> [Description of the task]
Look through the listing below and give the number of lines that hold "Lamp". Say nothing more.

## Start

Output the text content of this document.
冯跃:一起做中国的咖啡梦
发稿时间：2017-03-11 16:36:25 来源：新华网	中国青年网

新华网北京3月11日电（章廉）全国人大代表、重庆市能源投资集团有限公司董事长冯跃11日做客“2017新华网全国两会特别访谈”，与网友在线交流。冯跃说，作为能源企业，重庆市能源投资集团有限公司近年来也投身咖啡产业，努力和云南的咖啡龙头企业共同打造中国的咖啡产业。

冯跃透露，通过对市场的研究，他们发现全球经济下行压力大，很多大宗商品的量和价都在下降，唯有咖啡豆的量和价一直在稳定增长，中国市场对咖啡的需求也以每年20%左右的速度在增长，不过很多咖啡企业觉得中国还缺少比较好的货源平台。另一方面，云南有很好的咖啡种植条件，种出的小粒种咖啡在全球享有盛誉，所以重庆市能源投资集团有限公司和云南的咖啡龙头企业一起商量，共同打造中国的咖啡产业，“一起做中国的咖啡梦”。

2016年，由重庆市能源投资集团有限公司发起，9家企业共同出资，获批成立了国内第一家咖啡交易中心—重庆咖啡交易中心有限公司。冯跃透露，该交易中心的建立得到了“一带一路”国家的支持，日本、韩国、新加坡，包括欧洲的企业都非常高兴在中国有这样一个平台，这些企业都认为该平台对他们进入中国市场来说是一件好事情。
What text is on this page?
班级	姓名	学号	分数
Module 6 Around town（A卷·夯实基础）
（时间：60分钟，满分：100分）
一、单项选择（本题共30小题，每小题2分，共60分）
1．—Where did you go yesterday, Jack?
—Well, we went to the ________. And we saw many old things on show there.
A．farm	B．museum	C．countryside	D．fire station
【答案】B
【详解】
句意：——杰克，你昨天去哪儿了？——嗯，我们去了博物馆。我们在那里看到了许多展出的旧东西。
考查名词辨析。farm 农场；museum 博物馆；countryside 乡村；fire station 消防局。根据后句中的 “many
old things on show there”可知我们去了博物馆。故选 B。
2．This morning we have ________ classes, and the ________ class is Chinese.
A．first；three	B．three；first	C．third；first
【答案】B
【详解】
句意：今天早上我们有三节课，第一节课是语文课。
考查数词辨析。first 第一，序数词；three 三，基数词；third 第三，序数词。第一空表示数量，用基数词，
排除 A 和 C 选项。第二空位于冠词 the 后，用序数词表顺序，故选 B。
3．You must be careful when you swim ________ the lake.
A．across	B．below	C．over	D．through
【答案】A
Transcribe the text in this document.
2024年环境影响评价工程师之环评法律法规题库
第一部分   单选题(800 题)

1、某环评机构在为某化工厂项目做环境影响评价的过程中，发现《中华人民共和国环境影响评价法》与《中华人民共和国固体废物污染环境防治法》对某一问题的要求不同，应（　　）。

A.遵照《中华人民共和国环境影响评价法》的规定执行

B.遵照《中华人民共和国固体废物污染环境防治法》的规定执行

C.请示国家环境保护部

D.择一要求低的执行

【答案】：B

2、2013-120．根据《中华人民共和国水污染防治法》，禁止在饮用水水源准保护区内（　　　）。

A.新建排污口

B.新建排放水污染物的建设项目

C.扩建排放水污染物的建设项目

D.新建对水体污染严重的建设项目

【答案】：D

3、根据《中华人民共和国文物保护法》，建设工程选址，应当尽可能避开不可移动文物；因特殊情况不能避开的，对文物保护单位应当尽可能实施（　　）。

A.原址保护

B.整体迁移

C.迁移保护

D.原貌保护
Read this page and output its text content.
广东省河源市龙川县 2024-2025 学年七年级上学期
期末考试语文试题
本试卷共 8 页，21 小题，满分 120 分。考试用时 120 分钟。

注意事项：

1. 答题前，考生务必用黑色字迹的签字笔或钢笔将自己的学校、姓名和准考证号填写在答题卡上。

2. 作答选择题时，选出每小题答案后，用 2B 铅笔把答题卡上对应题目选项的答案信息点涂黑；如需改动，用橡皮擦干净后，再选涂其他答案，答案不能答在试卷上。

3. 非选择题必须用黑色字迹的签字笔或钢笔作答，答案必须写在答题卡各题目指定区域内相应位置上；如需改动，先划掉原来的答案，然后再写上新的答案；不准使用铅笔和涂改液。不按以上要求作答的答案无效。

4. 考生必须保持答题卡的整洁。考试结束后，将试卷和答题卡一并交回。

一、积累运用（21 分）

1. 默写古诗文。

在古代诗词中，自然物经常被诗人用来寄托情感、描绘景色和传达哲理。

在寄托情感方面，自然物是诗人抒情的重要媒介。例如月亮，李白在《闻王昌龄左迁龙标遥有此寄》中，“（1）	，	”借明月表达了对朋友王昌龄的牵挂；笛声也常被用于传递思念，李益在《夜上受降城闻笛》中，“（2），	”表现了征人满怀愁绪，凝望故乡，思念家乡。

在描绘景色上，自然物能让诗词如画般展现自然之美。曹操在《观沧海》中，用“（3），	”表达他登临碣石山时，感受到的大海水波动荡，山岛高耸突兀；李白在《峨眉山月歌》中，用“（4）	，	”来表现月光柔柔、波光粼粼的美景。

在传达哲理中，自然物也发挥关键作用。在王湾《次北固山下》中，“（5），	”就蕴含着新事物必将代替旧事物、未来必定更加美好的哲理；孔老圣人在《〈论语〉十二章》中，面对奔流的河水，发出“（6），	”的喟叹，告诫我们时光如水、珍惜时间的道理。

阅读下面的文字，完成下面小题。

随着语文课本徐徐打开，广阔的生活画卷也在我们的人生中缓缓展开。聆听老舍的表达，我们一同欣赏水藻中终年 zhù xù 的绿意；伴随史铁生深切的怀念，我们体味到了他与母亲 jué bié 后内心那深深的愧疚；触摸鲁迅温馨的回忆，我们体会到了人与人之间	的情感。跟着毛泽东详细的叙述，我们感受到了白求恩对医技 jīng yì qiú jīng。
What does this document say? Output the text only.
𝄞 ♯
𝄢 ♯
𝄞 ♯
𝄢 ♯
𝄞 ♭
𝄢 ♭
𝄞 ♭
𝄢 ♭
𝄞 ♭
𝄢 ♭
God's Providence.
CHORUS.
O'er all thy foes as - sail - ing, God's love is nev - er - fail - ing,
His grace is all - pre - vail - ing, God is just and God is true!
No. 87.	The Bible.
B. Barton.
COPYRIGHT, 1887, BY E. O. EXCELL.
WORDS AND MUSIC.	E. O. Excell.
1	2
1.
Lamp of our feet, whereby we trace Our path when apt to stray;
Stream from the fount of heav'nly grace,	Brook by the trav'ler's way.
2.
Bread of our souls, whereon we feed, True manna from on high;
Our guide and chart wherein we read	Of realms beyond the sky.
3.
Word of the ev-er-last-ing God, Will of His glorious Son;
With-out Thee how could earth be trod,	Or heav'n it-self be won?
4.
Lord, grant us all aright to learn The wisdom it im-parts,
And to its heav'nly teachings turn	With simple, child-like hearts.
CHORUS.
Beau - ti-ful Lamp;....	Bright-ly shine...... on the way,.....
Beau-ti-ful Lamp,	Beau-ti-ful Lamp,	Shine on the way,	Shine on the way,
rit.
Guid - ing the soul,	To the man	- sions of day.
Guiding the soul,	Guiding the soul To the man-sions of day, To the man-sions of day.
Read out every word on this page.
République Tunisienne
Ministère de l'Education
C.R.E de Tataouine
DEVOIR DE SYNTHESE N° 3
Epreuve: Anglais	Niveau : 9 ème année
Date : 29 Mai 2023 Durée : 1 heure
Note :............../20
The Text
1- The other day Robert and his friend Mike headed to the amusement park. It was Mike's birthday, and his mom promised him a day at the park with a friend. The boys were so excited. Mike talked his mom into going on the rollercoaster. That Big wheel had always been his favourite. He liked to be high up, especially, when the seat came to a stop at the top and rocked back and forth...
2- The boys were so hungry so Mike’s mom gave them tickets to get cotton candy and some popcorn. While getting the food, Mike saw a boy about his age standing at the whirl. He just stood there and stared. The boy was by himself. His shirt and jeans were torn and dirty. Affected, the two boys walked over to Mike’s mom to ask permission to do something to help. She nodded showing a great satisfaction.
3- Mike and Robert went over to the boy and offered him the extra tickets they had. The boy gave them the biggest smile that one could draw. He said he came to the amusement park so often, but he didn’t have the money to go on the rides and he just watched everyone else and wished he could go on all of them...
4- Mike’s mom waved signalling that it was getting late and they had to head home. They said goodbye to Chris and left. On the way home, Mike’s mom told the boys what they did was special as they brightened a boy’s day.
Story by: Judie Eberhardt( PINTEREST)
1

## End

> [Complete output]
3